Data listing:
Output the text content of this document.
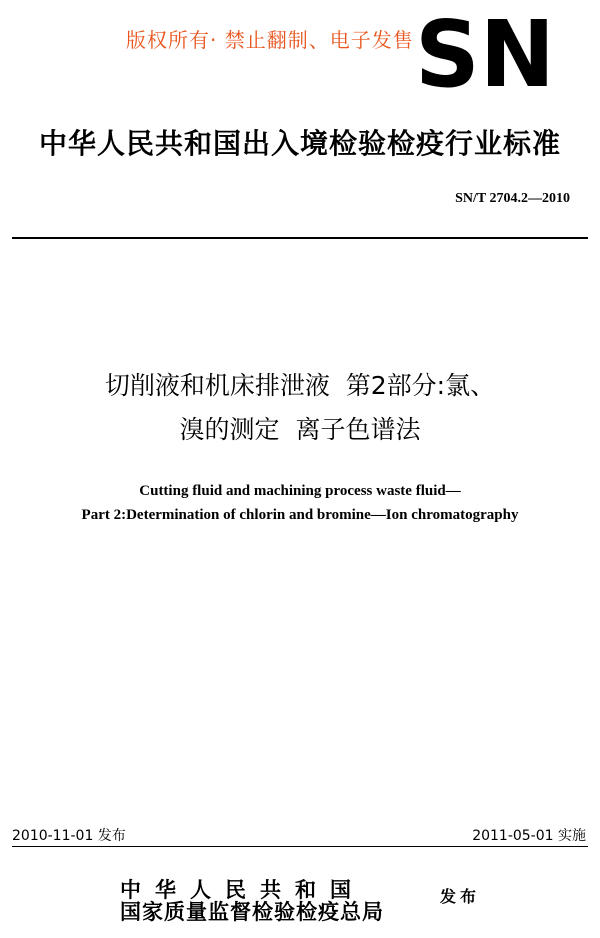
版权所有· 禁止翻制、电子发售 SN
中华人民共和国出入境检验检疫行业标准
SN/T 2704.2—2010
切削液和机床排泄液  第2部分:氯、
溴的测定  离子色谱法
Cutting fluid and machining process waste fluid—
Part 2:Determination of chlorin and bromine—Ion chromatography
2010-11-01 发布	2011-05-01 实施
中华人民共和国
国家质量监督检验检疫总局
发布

* * *

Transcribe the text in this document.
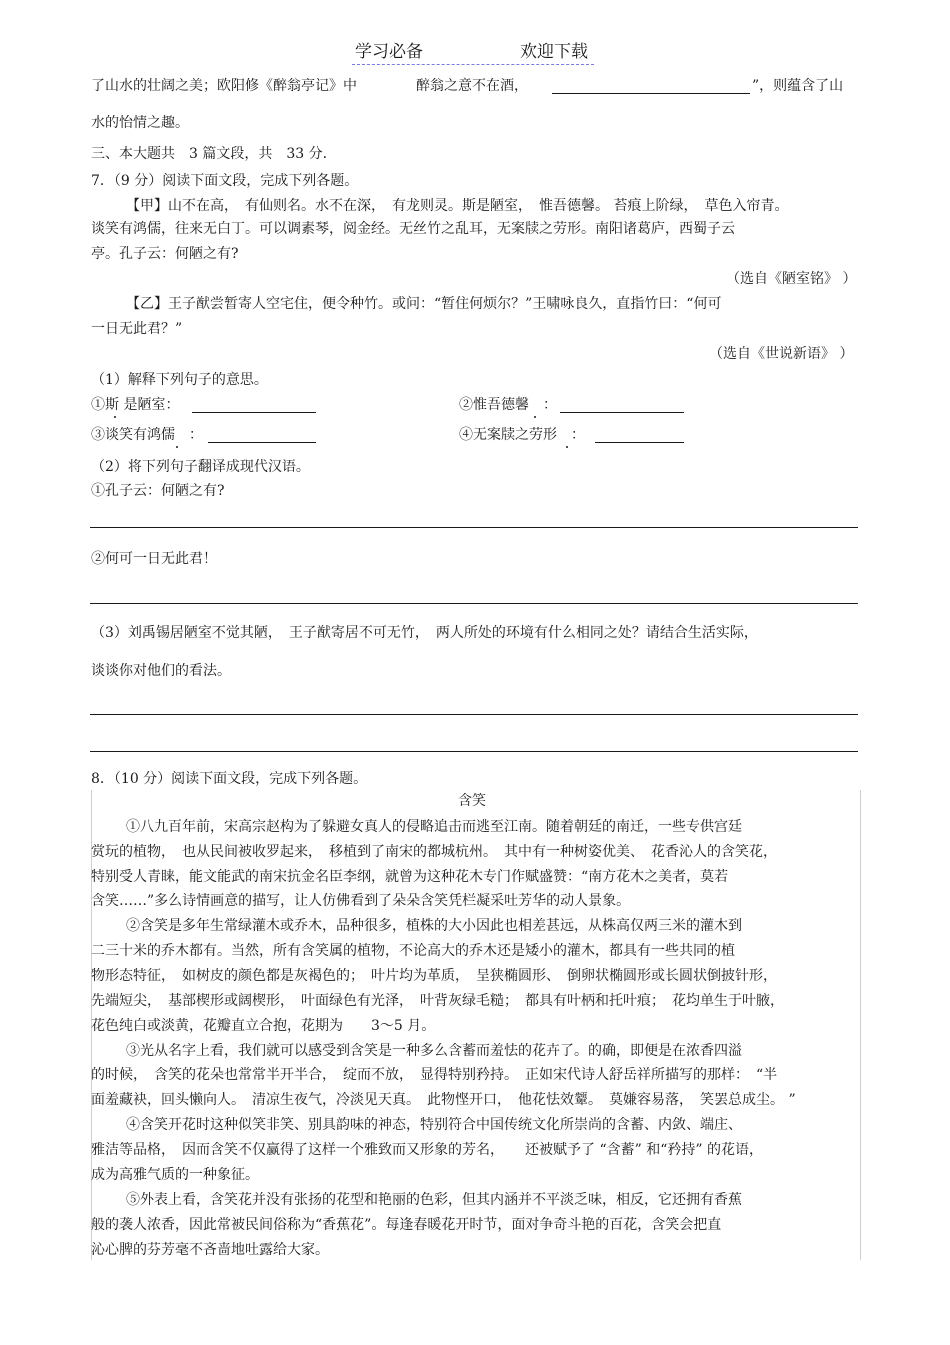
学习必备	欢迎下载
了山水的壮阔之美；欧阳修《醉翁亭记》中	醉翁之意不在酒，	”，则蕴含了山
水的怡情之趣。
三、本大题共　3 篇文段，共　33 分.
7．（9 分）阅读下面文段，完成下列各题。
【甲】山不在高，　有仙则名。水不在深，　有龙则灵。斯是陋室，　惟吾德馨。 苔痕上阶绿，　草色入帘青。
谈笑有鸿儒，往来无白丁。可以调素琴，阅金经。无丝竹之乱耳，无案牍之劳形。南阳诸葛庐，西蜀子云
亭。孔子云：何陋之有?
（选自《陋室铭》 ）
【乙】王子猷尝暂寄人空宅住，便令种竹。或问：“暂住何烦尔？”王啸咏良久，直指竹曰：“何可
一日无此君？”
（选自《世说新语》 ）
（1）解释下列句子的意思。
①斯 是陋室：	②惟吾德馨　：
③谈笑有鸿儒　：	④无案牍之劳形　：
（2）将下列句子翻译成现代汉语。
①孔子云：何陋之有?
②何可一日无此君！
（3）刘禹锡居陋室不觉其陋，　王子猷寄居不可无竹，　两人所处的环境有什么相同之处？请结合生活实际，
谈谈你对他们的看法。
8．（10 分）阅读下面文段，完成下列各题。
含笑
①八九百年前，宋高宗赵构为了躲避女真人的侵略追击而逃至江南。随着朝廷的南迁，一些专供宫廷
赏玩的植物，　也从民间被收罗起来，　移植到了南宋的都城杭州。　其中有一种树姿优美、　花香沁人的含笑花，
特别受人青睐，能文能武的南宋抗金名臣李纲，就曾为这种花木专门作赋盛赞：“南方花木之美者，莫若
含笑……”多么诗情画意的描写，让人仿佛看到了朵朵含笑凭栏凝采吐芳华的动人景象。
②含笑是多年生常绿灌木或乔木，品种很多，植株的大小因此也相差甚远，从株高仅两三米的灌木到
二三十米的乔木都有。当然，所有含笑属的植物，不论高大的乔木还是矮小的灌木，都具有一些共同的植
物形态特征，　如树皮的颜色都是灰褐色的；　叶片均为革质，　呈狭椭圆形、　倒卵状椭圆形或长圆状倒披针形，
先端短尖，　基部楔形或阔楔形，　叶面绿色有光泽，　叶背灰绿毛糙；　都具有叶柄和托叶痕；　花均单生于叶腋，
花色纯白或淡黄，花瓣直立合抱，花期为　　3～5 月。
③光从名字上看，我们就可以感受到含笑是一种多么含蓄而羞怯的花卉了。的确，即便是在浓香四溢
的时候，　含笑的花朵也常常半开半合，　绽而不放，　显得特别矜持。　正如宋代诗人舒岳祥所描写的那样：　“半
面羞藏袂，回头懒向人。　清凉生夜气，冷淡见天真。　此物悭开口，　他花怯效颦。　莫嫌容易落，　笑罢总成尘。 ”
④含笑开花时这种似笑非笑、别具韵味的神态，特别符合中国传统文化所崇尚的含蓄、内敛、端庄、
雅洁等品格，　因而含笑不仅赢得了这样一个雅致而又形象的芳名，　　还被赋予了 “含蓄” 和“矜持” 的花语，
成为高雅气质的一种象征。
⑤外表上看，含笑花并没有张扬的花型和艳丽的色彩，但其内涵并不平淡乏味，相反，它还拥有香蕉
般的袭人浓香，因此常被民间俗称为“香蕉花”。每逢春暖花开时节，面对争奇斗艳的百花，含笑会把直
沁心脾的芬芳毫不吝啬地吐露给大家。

BRIEF: Which lines contain the word "text"? Return each of them.

WRITTEN RESPONSE:
Output the text content of this document.
Transcribe the text in this document.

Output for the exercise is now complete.